Teks Sumber |
====
Satu contoh kebingungan lain adalah jika menempatkan ‘aktivis borjuis’ kepada kalangan pemuda, khususnya pelajar dan mahasiswa yang notabene mayoritas massa aksi Peringatan Darurat: Apa dasarnya memasukkan mereka ke dalam kelas borjuis? 

Menempatkan pemuda dalam kelas sosial tertentu, katakanlah ke dalam kelas menengah, juga problematis apalagi digolongkan sebagai borjuis. Jones (2009) menulis: “Anak muda tidak pernah berpijak di posisi sangat jelas dalam analisis kelas sosial struktural. Analisis yang ada adalah cenderung berfokus pada relasinya dengan pasar tenaga kerja, status pekerjaan, dan kesenjangan pendidikan. Terkadang kelas mereka didasarkan pada status pekerjaan dan terkadang pula pada ayahnya (atau ibunya di rumah tangga dengan orangtua tunggal).”

Dengan begitu, mengecap borjuis kepada para pemuda yang sedang menjalani mode transisi (dependensi dari keluarganya), bila tidak hati-hati, bisa salah tempat. Jika kalangan anak muda didasarkan pada kelas orangtuanya, sangat mungkin banyak orangtua dari para demonstran Peringatan Darurat adalah dari kalangan proletariat atau kelas pekerja yang bukan borjuis kecil.

Kritik konseptual kedua adalah tidak jelas pemetaan gerakan selain (mungkin disengaja oleh Mughis) secara biner: kapitalis/neoliberalis di ujung yang satu, dan radikalis di ujung lain, dengan selebihnya adalah borjuis. 

Mengambil contoh pada gerakan agraria, Holt-Giménez dan Shattuck (2011) memetakan karakteristik gerakan menjadi neoliberal, reformis, progresif, dan radikal. Mereka yang reformis cenderung disebut “dua sisi mata uang yang sama” yang ditandai keselarasannya dengan gagasan-gagasan neoliberal, hanya saja menambahkan sisi-sisi sustainability, berinteraksi dengan instrumen-instrumen badan pembangunan multi/internasional, dan melakukan standarisasi-standardisasi teknis dalam hal ‘governmentality’.

Sementara aktor progresif memiliki posisi antara mendekat ke neoliberal/reformis atau ke arah radikal. Kategori progresif kontemporer sebenarnya semakin pluralis dan mencakup beragam gerakan termasuk kebebasan berkeyakinan, gerakan lingkungan, perjuangan pemenuhan hak-hak perempuan dan buruh dengan upaya mencegah sistem politik dikuasai elite dan korporasi lewat pemajuan demokrasi, kesetaraan hak-hak sosial dan ekonomi. Salah satu mode pergerakannya mengembangkan aktivitas-aktivitas lokal atau di tingkat tapak selain di tingkat nasional, dengan motornya adalah kelas menengah dan anak-anak muda.
====
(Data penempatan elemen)
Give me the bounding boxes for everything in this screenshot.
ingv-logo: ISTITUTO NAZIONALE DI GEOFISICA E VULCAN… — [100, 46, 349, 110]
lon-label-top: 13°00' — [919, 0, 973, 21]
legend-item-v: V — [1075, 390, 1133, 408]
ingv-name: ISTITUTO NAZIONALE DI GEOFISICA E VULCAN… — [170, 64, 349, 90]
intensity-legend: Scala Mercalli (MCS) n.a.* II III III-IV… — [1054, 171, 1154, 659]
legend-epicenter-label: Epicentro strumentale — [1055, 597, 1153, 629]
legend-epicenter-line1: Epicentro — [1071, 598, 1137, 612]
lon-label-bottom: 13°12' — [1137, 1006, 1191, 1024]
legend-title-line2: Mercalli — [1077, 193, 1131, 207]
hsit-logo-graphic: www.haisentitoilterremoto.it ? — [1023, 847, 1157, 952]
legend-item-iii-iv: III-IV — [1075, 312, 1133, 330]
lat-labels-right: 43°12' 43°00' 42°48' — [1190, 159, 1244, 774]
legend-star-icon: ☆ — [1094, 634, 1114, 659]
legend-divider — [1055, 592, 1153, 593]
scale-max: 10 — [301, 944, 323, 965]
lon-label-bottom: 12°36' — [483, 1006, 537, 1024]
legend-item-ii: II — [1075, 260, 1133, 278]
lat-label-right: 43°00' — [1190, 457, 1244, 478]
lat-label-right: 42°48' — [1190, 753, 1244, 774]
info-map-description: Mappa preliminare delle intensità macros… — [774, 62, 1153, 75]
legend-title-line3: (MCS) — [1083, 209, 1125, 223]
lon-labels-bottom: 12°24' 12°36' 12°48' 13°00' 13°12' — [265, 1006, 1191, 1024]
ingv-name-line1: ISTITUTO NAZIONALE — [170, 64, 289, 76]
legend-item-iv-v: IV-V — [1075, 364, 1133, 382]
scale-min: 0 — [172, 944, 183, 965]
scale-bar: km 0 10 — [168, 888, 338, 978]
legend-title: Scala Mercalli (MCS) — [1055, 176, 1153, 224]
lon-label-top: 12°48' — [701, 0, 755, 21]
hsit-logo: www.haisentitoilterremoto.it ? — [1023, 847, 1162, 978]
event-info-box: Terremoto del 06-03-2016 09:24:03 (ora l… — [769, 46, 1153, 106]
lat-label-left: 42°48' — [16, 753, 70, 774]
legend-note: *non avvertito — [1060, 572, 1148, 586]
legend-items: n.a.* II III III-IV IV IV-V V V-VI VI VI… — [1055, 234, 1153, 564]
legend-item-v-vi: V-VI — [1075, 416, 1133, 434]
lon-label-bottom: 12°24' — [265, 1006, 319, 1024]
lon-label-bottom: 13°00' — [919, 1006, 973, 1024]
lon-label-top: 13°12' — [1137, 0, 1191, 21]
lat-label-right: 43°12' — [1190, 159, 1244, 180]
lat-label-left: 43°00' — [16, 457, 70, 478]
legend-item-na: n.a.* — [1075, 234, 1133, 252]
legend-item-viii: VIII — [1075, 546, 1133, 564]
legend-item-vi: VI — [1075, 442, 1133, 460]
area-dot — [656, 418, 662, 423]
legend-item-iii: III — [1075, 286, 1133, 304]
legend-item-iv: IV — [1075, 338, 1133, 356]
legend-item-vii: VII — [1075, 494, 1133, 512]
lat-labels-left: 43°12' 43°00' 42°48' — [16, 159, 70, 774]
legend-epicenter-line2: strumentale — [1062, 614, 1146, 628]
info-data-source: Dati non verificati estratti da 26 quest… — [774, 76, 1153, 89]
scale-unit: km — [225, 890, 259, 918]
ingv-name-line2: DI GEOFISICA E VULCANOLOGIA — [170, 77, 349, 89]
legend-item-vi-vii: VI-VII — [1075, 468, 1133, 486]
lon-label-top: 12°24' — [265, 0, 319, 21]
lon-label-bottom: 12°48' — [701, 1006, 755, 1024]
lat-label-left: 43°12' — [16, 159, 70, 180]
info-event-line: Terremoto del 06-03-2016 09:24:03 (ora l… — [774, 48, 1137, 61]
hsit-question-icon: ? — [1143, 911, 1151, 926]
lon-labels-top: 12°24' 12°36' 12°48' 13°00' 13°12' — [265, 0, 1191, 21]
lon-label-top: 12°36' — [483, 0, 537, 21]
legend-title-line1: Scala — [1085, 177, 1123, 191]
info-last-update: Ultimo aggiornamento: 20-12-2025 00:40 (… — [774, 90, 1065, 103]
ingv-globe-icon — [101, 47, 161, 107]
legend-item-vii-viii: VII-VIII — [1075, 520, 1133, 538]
====
Daftar Tugas |
1 – Menurut teks, Holt-Giménez dan Shattuck (2011) memetakan karakteristik gerakan menjadi kategori apa saja?
2 – Sajikan sebagai daftar JSON berisi string, satu string untuk setiap baris tanpa baris kosong, baris-baris data mulai dari awal data sampai baris yang memuat "lon-label-bottom: 13°00' —", termasuk baris itu sendiri.
Data ini sama sekali tidak berhubungan dengan teks.

Kumpulan Jawaban |
1 – Neoliberal, reformis, progresif, dan radikal.

2 –
[
  "Give me the bounding boxes for everything in this screenshot.",
  "ingv-logo: ISTITUTO NAZIONALE DI GEOFISICA E VULCAN… — [100, 46, 349, 110]",
  "lon-label-top: 13°00' — [919, 0, 973, 21]",
  "legend-item-v: V — [1075, 390, 1133, 408]",
  "ingv-name: ISTITUTO NAZIONALE DI GEOFISICA E VULCAN… — [170, 64, 349, 90]",
  "intensity-legend: Scala Mercalli (MCS) n.a.* II III III-IV… — [1054, 171, 1154, 659]",
  "legend-epicenter-label: Epicentro strumentale — [1055, 597, 1153, 629]",
  "legend-epicenter-line1: Epicentro — [1071, 598, 1137, 612]",
  "lon-label-bottom: 13°12' — [1137, 1006, 1191, 1024]",
  "legend-title-line2: Mercalli — [1077, 193, 1131, 207]",
  "hsit-logo-graphic: www.haisentitoilterremoto.it ? — [1023, 847, 1157, 952]",
  "legend-item-iii-iv: III-IV — [1075, 312, 1133, 330]",
  "lat-labels-right: 43°12' 43°00' 42°48' — [1190, 159, 1244, 774]",
  "legend-star-icon: ☆ — [1094, 634, 1114, 659]",
  "legend-divider — [1055, 592, 1153, 593]",
  "scale-max: 10 — [301, 944, 323, 965]",
  "lon-label-bottom: 12°36' — [483, 1006, 537, 1024]",
  "legend-item-ii: II — [1075, 260, 1133, 278]",
  "lat-label-right: 43°00' — [1190, 457, 1244, 478]",
  "lat-label-right: 42°48' — [1190, 753, 1244, 774]",
  "info-map-description: Mappa preliminare delle intensità macros… — [774, 62, 1153, 75]",
  "legend-title-line3: (MCS) — [1083, 209, 1125, 223]",
  "lon-labels-bottom: 12°24' 12°36' 12°48' 13°00' 13°12' — [265, 1006, 1191, 1024]",
  "ingv-name-line1: ISTITUTO NAZIONALE — [170, 64, 289, 76]",
  "legend-item-iv-v: IV-V — [1075, 364, 1133, 382]",
  "scale-min: 0 — [172, 944, 183, 965]",
  "scale-bar: km 0 10 — [168, 888, 338, 978]",
  "legend-title: Scala Mercalli (MCS) — [1055, 176, 1153, 224]",
  "lon-label-top: 12°48' — [701, 0, 755, 21]",
  "hsit-logo: www.haisentitoilterremoto.it ? — [1023, 847, 1162, 978]",
  "event-info-box: Terremoto del 06-03-2016 09:24:03 (ora l… — [769, 46, 1153, 106]",
  "lat-label-left: 42°48' — [16, 753, 70, 774]",
  "legend-note: *non avvertito — [1060, 572, 1148, 586]",
  "legend-items: n.a.* II III III-IV IV IV-V V V-VI VI VI… — [1055, 234, 1153, 564]",
  "legend-item-v-vi: V-VI — [1075, 416, 1133, 434]",
  "lon-label-bottom: 12°24' — [265, 1006, 319, 1024]",
  "lon-label-bottom: 13°00' — [919, 1006, 973, 1024]"
]